Written exercise: Make an exact copy of all the entries below, with the pictures left out.

Collected data entries
------

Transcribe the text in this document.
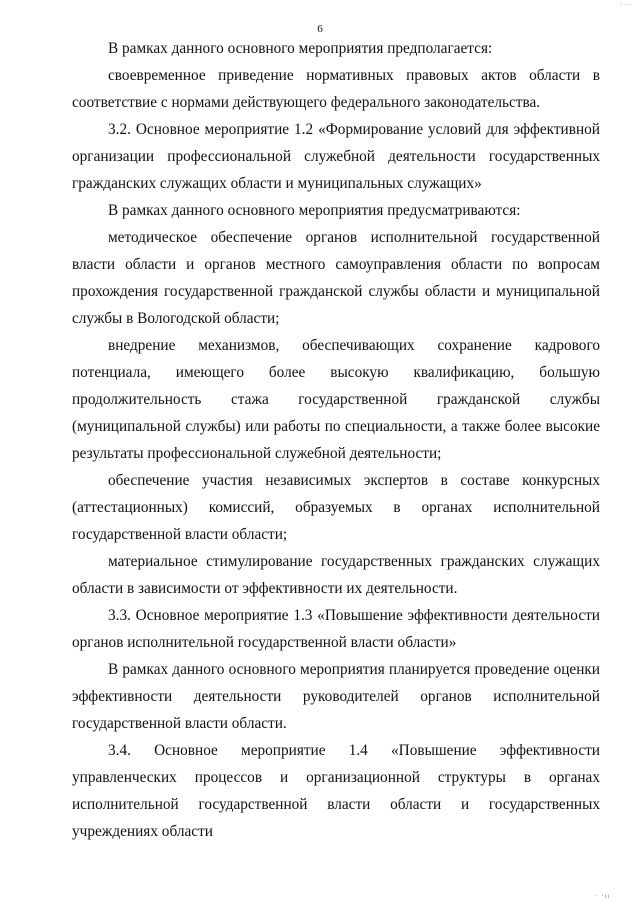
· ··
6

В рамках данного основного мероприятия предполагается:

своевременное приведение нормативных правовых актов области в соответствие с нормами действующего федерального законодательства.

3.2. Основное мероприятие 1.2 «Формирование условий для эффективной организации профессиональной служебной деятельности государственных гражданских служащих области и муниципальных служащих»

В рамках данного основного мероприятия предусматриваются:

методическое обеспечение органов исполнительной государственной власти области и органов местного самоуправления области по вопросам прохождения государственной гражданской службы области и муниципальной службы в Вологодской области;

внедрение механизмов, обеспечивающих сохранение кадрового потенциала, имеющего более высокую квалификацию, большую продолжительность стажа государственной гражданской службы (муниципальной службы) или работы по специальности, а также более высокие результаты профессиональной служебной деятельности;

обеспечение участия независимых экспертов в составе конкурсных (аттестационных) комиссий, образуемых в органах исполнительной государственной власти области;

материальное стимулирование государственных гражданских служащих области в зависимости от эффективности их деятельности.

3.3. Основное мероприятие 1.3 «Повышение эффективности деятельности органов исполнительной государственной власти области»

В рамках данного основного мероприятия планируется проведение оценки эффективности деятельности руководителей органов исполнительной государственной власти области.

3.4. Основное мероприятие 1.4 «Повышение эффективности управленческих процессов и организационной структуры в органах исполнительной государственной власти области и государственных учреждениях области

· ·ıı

------

Expected output:
Transcribe the text in this document.
· ··
6

В рамках данного основного мероприятия предполагается:

своевременное приведение нормативных правовых актов области в соответствие с нормами действующего федерального законодательства.

3.2. Основное мероприятие 1.2 «Формирование условий для эффективной организации профессиональной служебной деятельности государственных гражданских служащих области и муниципальных служащих»

В рамках данного основного мероприятия предусматриваются:

методическое обеспечение органов исполнительной государственной власти области и органов местного самоуправления области по вопросам прохождения государственной гражданской службы области и муниципальной службы в Вологодской области;

внедрение механизмов, обеспечивающих сохранение кадрового потенциала, имеющего более высокую квалификацию, большую продолжительность стажа государственной гражданской службы (муниципальной службы) или работы по специальности, а также более высокие результаты профессиональной служебной деятельности;

обеспечение участия независимых экспертов в составе конкурсных (аттестационных) комиссий, образуемых в органах исполнительной государственной власти области;

материальное стимулирование государственных гражданских служащих области в зависимости от эффективности их деятельности.

3.3. Основное мероприятие 1.3 «Повышение эффективности деятельности органов исполнительной государственной власти области»

В рамках данного основного мероприятия планируется проведение оценки эффективности деятельности руководителей органов исполнительной государственной власти области.

3.4. Основное мероприятие 1.4 «Повышение эффективности управленческих процессов и организационной структуры в органах исполнительной государственной власти области и государственных учреждениях области

· ·ıı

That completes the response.